--- Data items ---

begin

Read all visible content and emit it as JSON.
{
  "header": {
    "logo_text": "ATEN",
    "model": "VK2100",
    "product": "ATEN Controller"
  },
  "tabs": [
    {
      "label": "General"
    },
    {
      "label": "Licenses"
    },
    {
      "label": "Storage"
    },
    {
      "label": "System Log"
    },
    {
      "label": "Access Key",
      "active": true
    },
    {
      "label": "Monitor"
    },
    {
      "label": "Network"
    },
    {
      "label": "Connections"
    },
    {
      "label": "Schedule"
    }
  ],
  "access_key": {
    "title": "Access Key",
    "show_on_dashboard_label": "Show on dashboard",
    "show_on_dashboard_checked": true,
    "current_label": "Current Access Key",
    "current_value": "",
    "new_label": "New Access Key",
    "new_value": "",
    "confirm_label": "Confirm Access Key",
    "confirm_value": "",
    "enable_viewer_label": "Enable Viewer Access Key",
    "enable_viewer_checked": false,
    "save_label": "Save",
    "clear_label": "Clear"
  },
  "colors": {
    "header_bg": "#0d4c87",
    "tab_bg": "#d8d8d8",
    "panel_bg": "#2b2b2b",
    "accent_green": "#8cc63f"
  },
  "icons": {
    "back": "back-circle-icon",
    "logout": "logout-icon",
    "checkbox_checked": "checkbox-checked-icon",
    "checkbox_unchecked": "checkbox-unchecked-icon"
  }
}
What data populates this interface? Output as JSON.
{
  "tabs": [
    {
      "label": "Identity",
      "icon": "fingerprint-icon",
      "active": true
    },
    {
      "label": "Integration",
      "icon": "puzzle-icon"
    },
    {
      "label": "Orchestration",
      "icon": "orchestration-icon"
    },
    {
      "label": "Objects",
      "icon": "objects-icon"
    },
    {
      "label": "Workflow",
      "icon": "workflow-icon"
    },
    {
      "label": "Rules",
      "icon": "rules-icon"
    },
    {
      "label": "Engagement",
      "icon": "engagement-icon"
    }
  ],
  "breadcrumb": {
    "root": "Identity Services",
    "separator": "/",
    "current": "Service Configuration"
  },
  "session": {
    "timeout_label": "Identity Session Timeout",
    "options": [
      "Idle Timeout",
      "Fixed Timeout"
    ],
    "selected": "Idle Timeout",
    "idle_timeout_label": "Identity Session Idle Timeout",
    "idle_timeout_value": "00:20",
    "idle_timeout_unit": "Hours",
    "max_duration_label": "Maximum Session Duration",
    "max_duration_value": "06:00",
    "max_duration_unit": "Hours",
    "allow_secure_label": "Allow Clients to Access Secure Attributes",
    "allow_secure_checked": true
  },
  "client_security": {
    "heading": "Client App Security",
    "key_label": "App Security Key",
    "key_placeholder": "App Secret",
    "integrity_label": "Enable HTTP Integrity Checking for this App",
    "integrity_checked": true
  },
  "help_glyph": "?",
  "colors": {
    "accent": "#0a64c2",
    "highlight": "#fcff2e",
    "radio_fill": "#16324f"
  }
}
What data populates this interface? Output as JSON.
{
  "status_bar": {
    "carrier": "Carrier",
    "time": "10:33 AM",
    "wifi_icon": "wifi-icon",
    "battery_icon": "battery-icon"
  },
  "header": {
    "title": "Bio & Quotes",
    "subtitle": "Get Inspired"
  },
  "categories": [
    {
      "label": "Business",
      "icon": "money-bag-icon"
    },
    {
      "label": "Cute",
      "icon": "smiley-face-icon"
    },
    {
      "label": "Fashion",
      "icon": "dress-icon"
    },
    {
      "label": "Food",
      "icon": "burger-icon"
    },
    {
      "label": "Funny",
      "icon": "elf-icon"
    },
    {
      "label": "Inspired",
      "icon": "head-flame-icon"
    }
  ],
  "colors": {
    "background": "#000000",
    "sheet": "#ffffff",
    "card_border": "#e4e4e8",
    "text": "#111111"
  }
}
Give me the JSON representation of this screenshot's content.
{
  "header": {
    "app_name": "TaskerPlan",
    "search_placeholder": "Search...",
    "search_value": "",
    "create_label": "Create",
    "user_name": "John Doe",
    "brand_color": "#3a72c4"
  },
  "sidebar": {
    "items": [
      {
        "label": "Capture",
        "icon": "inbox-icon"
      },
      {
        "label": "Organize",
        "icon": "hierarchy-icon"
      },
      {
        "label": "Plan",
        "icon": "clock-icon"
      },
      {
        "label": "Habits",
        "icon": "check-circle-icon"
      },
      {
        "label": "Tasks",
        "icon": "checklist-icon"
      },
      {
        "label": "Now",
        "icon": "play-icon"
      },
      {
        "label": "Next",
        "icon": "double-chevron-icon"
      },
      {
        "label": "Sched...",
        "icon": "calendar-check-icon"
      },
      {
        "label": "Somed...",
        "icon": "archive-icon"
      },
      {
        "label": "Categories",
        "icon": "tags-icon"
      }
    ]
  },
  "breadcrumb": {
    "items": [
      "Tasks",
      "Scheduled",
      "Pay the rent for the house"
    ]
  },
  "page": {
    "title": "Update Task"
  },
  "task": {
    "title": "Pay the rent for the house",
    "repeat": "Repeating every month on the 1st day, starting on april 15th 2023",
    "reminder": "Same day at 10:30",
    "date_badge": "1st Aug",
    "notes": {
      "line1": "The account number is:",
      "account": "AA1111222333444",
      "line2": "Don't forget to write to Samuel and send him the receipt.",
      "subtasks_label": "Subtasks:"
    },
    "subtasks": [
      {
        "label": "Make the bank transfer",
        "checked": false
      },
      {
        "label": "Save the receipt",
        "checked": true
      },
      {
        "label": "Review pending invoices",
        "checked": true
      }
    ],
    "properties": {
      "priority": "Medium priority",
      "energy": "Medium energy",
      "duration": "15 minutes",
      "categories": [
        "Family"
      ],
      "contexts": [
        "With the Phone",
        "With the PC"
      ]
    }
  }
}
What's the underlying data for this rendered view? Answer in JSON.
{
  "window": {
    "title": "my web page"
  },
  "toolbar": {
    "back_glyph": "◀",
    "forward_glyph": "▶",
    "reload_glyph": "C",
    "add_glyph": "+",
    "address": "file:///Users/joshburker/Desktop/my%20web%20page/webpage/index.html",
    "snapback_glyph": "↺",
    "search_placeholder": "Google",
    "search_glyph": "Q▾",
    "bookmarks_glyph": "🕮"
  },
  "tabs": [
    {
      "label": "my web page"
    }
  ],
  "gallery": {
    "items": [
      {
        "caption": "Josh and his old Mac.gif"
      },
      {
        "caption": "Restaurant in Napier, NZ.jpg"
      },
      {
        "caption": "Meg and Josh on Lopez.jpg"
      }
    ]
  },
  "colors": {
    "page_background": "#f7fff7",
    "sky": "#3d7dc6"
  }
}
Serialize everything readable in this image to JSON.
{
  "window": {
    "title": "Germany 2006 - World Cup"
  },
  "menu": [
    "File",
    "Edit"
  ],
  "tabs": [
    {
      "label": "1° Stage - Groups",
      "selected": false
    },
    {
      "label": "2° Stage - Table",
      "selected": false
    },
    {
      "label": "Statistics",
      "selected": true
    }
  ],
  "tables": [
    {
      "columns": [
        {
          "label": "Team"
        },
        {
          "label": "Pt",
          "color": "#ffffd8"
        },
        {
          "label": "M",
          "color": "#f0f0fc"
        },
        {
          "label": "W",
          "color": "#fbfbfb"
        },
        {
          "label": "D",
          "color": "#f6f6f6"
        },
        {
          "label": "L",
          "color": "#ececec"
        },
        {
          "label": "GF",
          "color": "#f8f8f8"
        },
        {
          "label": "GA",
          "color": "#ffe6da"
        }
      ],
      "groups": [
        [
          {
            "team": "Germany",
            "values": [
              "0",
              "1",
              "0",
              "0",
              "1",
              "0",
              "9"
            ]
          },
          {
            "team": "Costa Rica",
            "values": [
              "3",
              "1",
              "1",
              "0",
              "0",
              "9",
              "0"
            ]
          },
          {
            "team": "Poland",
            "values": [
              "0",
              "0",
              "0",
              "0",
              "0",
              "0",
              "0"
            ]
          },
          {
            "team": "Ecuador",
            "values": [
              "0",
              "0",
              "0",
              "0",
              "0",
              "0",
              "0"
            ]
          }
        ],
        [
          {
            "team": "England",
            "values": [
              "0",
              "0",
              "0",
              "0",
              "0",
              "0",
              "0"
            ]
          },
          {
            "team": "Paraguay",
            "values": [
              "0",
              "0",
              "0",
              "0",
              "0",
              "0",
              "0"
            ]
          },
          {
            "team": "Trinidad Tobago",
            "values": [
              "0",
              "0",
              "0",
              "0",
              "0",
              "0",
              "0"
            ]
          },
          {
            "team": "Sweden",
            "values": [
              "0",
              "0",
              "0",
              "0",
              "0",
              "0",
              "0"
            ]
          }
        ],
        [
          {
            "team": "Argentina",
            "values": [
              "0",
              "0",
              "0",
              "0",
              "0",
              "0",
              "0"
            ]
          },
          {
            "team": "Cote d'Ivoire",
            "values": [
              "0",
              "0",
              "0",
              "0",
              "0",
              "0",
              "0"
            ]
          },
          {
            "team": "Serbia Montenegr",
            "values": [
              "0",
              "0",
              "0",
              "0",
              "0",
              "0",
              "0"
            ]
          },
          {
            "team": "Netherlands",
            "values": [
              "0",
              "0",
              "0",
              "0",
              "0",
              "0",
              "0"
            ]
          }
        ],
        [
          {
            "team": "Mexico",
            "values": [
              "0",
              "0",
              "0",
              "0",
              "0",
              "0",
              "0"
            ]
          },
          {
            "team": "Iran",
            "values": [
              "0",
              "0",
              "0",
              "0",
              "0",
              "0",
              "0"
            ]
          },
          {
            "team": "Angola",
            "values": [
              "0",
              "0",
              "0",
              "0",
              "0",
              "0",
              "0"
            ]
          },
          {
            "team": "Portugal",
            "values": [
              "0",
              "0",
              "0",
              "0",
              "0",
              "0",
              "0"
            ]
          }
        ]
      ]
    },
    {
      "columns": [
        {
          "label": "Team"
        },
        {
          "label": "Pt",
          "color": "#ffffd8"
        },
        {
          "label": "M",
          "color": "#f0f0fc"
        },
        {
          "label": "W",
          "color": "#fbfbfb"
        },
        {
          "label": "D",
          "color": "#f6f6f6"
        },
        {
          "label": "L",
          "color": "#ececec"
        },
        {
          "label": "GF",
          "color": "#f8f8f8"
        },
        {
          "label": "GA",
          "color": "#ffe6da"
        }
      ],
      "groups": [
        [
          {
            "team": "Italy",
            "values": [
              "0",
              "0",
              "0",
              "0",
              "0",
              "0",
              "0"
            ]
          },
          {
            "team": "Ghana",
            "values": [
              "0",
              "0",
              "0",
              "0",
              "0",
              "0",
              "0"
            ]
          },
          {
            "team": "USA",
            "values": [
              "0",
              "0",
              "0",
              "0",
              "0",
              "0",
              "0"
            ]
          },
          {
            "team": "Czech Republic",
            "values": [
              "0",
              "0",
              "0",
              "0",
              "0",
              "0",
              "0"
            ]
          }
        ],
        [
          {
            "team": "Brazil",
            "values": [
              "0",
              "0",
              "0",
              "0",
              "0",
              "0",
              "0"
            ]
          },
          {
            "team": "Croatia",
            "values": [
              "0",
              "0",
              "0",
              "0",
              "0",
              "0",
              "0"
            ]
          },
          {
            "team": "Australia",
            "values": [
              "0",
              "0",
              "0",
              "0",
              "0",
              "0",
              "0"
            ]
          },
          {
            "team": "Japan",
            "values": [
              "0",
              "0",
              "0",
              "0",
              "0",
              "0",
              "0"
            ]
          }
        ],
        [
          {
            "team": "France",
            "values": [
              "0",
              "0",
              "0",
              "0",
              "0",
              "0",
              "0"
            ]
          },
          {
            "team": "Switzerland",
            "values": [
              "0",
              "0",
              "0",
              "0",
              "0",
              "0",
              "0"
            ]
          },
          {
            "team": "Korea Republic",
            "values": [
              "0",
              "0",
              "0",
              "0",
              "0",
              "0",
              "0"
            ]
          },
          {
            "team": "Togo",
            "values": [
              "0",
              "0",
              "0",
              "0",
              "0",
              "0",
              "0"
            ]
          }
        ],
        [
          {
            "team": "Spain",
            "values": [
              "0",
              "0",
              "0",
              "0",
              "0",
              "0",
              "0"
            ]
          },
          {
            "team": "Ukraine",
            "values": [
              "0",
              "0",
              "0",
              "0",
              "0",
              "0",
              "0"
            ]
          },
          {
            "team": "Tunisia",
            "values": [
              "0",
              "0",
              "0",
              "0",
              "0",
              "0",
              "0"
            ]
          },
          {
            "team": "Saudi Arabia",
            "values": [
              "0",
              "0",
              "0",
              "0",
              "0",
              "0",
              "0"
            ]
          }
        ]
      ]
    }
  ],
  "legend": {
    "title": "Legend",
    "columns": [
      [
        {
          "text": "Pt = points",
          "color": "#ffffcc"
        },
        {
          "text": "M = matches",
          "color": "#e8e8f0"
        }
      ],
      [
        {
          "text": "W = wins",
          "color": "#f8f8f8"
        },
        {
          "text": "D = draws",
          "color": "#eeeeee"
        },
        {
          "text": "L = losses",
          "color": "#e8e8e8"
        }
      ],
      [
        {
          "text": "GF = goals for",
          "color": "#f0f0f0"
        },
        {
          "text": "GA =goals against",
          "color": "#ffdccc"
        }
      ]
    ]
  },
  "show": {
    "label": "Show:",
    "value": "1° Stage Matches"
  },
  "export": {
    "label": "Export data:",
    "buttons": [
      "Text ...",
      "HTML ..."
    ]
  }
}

end

--- TASK TO COMPLETE ---
Extract every line from the records above that contains the word "caption".

--- COMPLETE ANSWER ---
        "caption": "Josh and his old Mac.gif"
        "caption": "Restaurant in Napier, NZ.jpg"
        "caption": "Meg and Josh on Lopez.jpg"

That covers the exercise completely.